• **Material provided**:
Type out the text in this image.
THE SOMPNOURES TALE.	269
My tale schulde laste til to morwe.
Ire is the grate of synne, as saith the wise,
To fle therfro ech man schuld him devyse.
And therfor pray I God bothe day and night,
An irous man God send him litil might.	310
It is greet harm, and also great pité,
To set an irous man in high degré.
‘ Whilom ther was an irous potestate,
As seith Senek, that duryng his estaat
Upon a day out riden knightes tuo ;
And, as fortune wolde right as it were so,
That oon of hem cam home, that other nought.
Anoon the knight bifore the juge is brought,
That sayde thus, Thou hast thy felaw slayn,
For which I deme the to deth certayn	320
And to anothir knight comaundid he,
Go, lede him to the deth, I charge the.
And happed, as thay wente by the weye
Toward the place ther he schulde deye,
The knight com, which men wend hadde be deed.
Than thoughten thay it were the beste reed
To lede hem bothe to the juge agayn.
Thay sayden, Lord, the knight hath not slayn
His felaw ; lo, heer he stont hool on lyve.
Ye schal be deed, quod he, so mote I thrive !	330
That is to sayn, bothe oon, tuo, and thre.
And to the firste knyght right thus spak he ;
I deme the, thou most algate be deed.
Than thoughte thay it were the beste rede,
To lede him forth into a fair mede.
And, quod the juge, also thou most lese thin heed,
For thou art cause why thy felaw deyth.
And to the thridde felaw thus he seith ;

• **Prompt**: Output every record above exactly as it appears.

• **Exercise answer**:
Type out the text in this image.
THE SOMPNOURES TALE.	269
My tale schulde laste til to morwe.
Ire is the grate of synne, as saith the wise,
To fle therfro ech man schuld him devyse.
And therfor pray I God bothe day and night,
An irous man God send him litil might.	310
It is greet harm, and also great pité,
To set an irous man in high degré.
‘ Whilom ther was an irous potestate,
As seith Senek, that duryng his estaat
Upon a day out riden knightes tuo ;
And, as fortune wolde right as it were so,
That oon of hem cam home, that other nought.
Anoon the knight bifore the juge is brought,
That sayde thus, Thou hast thy felaw slayn,
For which I deme the to deth certayn	320
And to anothir knight comaundid he,
Go, lede him to the deth, I charge the.
And happed, as thay wente by the weye
Toward the place ther he schulde deye,
The knight com, which men wend hadde be deed.
Than thoughten thay it were the beste reed
To lede hem bothe to the juge agayn.
Thay sayden, Lord, the knight hath not slayn
His felaw ; lo, heer he stont hool on lyve.
Ye schal be deed, quod he, so mote I thrive !	330
That is to sayn, bothe oon, tuo, and thre.
And to the firste knyght right thus spak he ;
I deme the, thou most algate be deed.
Than thoughte thay it were the beste rede,
To lede him forth into a fair mede.
And, quod the juge, also thou most lese thin heed,
For thou art cause why thy felaw deyth.
And to the thridde felaw thus he seith ;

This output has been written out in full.